**PROBLEM TO SOLVE:** Identify and reproduce every line holding the string "plain".
== SUPPLIED ENTRIES
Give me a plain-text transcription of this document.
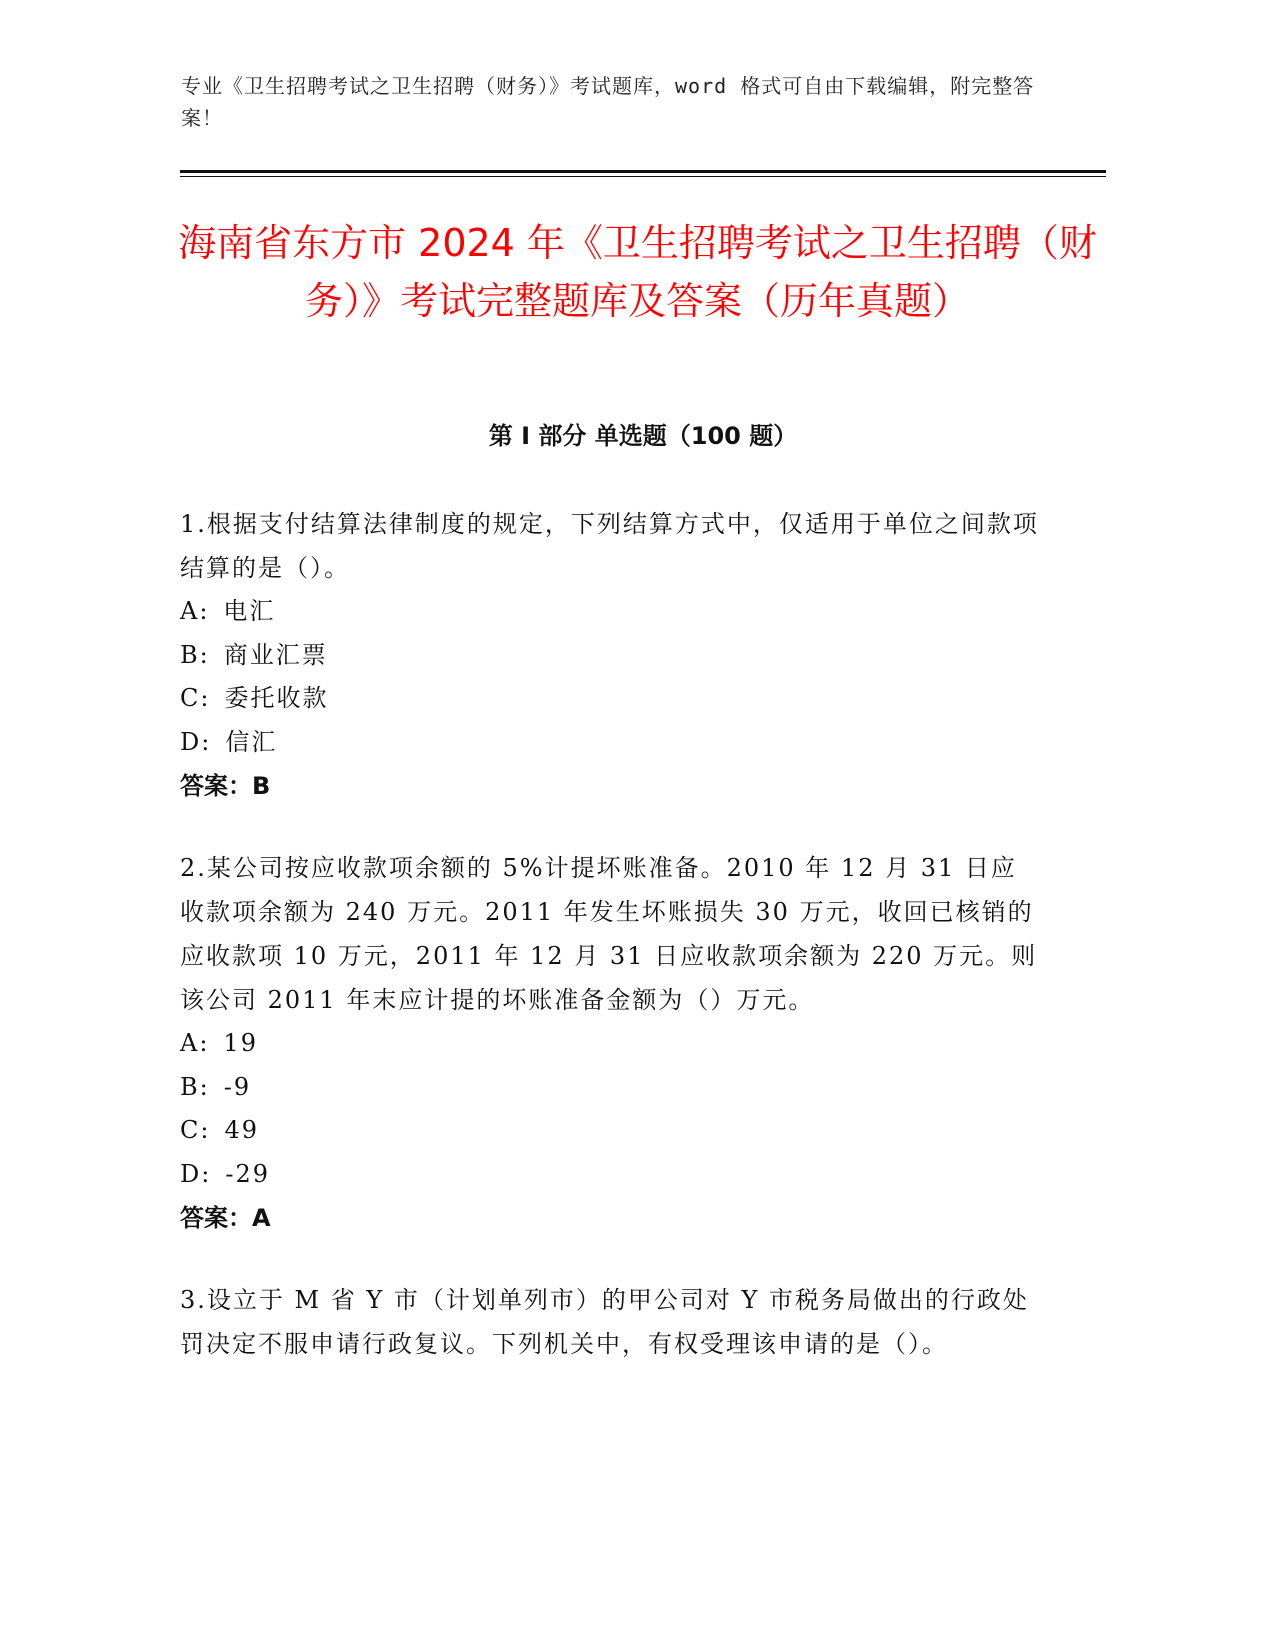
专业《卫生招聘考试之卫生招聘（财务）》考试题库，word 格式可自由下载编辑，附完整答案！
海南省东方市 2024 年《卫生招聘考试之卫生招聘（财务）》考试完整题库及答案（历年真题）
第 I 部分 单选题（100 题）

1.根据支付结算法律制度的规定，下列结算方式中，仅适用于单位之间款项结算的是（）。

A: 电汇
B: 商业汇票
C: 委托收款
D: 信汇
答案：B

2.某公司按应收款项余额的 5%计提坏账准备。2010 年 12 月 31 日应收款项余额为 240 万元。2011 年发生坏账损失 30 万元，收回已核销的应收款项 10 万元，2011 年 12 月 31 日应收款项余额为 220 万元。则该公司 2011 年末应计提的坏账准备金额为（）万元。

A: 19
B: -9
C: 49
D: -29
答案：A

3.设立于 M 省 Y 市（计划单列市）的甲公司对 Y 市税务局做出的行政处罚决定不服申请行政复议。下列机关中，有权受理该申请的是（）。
====
== SUPPLIED ENTRIES
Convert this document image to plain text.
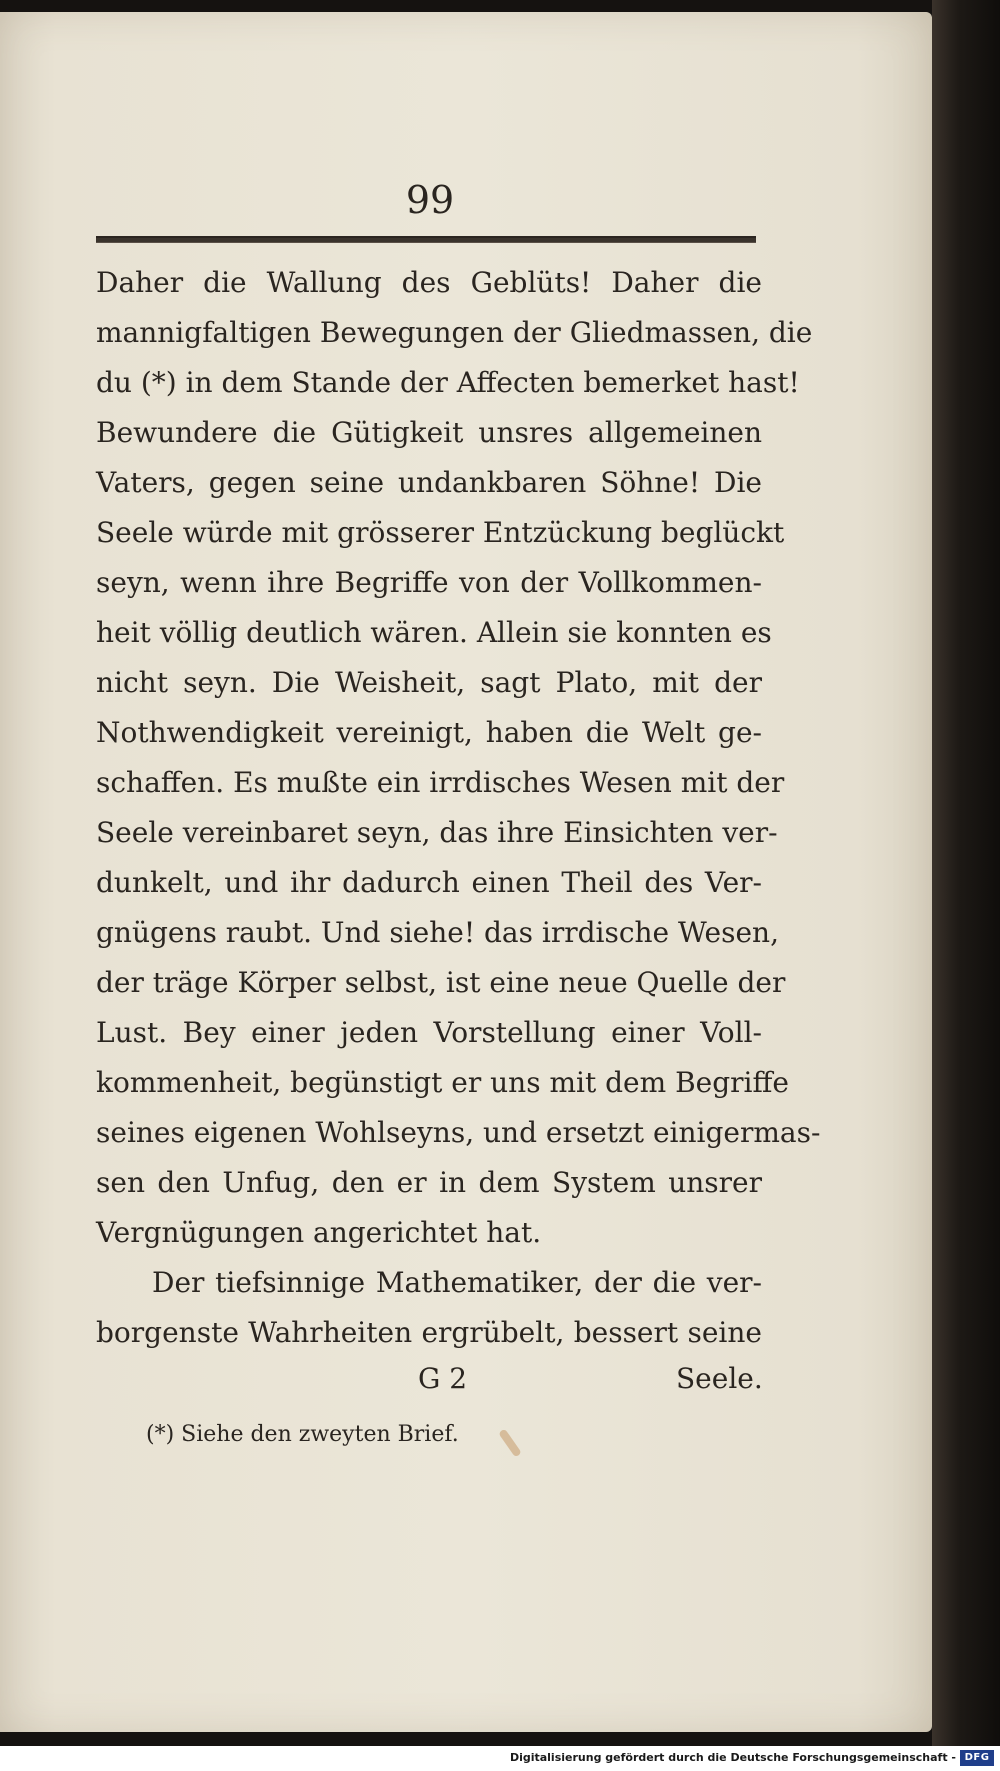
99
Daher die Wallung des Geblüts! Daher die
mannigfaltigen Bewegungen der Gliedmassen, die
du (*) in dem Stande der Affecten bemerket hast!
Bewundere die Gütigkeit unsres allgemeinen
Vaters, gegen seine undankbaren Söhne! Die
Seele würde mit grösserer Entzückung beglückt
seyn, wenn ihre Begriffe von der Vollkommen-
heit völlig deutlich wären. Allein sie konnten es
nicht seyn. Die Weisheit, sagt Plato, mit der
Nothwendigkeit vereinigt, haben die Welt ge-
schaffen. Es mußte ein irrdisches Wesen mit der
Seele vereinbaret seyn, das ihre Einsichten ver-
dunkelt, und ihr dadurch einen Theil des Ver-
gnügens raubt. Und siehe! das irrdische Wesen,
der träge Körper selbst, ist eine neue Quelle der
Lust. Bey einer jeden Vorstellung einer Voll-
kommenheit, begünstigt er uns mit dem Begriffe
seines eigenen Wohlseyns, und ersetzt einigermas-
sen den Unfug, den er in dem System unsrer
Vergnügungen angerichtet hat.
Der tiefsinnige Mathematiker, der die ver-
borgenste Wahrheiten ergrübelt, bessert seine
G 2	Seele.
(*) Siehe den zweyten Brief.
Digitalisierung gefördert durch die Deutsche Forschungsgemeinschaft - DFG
====
**FINAL RESULT:**
Give me a plain-text transcription of this document.
Convert this document image to plain text.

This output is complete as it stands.